━━━━━ Rows ━━━━━

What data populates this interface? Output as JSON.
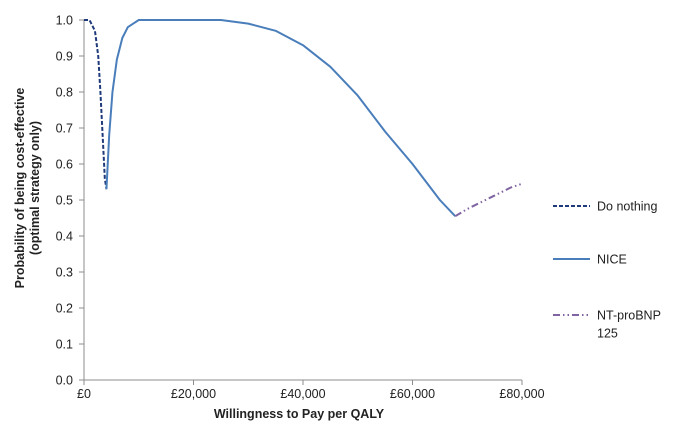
{
  "chart_data": {
    "type": "line",
    "title": "",
    "xlabel": "Willingness to Pay per QALY",
    "ylabel_lines": [
      "Probability of being cost-effective",
      "(optimal strategy only)"
    ],
    "xlim": [
      0,
      80000
    ],
    "ylim": [
      0,
      1.0
    ],
    "x_ticks": [
      0,
      20000,
      40000,
      60000,
      80000
    ],
    "x_tick_labels": [
      "£0",
      "£20,000",
      "£40,000",
      "£60,000",
      "£80,000"
    ],
    "y_ticks": [
      0,
      0.1,
      0.2,
      0.3,
      0.4,
      0.5,
      0.6,
      0.7,
      0.8,
      0.9,
      1.0
    ],
    "y_tick_labels": [
      "0.0",
      "0.1",
      "0.2",
      "0.3",
      "0.4",
      "0.5",
      "0.6",
      "0.7",
      "0.8",
      "0.9",
      "1.0"
    ],
    "grid": false,
    "legend_position": "right",
    "series": [
      {
        "name": "Do nothing",
        "color": "#1f3a7a",
        "dash": "4,2",
        "x": [
          0,
          1000,
          2000,
          2600,
          3000,
          3400,
          3800,
          4100
        ],
        "y": [
          1.0,
          1.0,
          0.97,
          0.9,
          0.8,
          0.68,
          0.56,
          0.53
        ]
      },
      {
        "name": "NICE",
        "color": "#4a7ebb",
        "dash": "",
        "x": [
          4100,
          4600,
          5200,
          6000,
          7000,
          8000,
          9000,
          10000,
          12000,
          15000,
          20000,
          25000,
          30000,
          35000,
          40000,
          45000,
          50000,
          55000,
          60000,
          65000,
          67800
        ],
        "y": [
          0.53,
          0.68,
          0.8,
          0.89,
          0.95,
          0.98,
          0.99,
          1.0,
          1.0,
          1.0,
          1.0,
          1.0,
          0.99,
          0.97,
          0.93,
          0.87,
          0.79,
          0.69,
          0.6,
          0.5,
          0.455
        ]
      },
      {
        "name": "NT-proBNP 125",
        "legend_lines": [
          "NT-proBNP",
          "125"
        ],
        "color": "#8064a2",
        "dash": "7,3,1.5,3,1.5,3",
        "x": [
          67800,
          70000,
          72000,
          74000,
          76000,
          78000,
          80000
        ],
        "y": [
          0.455,
          0.475,
          0.49,
          0.505,
          0.52,
          0.535,
          0.545
        ]
      }
    ]
  }
}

━━━━━

● **Problem to work on**
Restate the whole listing above exactly, except for its images.

● **Solution for this task**
What data populates this interface? Output as JSON.
{
  "chart_data": {
    "type": "line",
    "title": "",
    "xlabel": "Willingness to Pay per QALY",
    "ylabel_lines": [
      "Probability of being cost-effective",
      "(optimal strategy only)"
    ],
    "xlim": [
      0,
      80000
    ],
    "ylim": [
      0,
      1.0
    ],
    "x_ticks": [
      0,
      20000,
      40000,
      60000,
      80000
    ],
    "x_tick_labels": [
      "£0",
      "£20,000",
      "£40,000",
      "£60,000",
      "£80,000"
    ],
    "y_ticks": [
      0,
      0.1,
      0.2,
      0.3,
      0.4,
      0.5,
      0.6,
      0.7,
      0.8,
      0.9,
      1.0
    ],
    "y_tick_labels": [
      "0.0",
      "0.1",
      "0.2",
      "0.3",
      "0.4",
      "0.5",
      "0.6",
      "0.7",
      "0.8",
      "0.9",
      "1.0"
    ],
    "grid": false,
    "legend_position": "right",
    "series": [
      {
        "name": "Do nothing",
        "color": "#1f3a7a",
        "dash": "4,2",
        "x": [
          0,
          1000,
          2000,
          2600,
          3000,
          3400,
          3800,
          4100
        ],
        "y": [
          1.0,
          1.0,
          0.97,
          0.9,
          0.8,
          0.68,
          0.56,
          0.53
        ]
      },
      {
        "name": "NICE",
        "color": "#4a7ebb",
        "dash": "",
        "x": [
          4100,
          4600,
          5200,
          6000,
          7000,
          8000,
          9000,
          10000,
          12000,
          15000,
          20000,
          25000,
          30000,
          35000,
          40000,
          45000,
          50000,
          55000,
          60000,
          65000,
          67800
        ],
        "y": [
          0.53,
          0.68,
          0.8,
          0.89,
          0.95,
          0.98,
          0.99,
          1.0,
          1.0,
          1.0,
          1.0,
          1.0,
          0.99,
          0.97,
          0.93,
          0.87,
          0.79,
          0.69,
          0.6,
          0.5,
          0.455
        ]
      },
      {
        "name": "NT-proBNP 125",
        "legend_lines": [
          "NT-proBNP",
          "125"
        ],
        "color": "#8064a2",
        "dash": "7,3,1.5,3,1.5,3",
        "x": [
          67800,
          70000,
          72000,
          74000,
          76000,
          78000,
          80000
        ],
        "y": [
          0.455,
          0.475,
          0.49,
          0.505,
          0.52,
          0.535,
          0.545
        ]
      }
    ]
  }
}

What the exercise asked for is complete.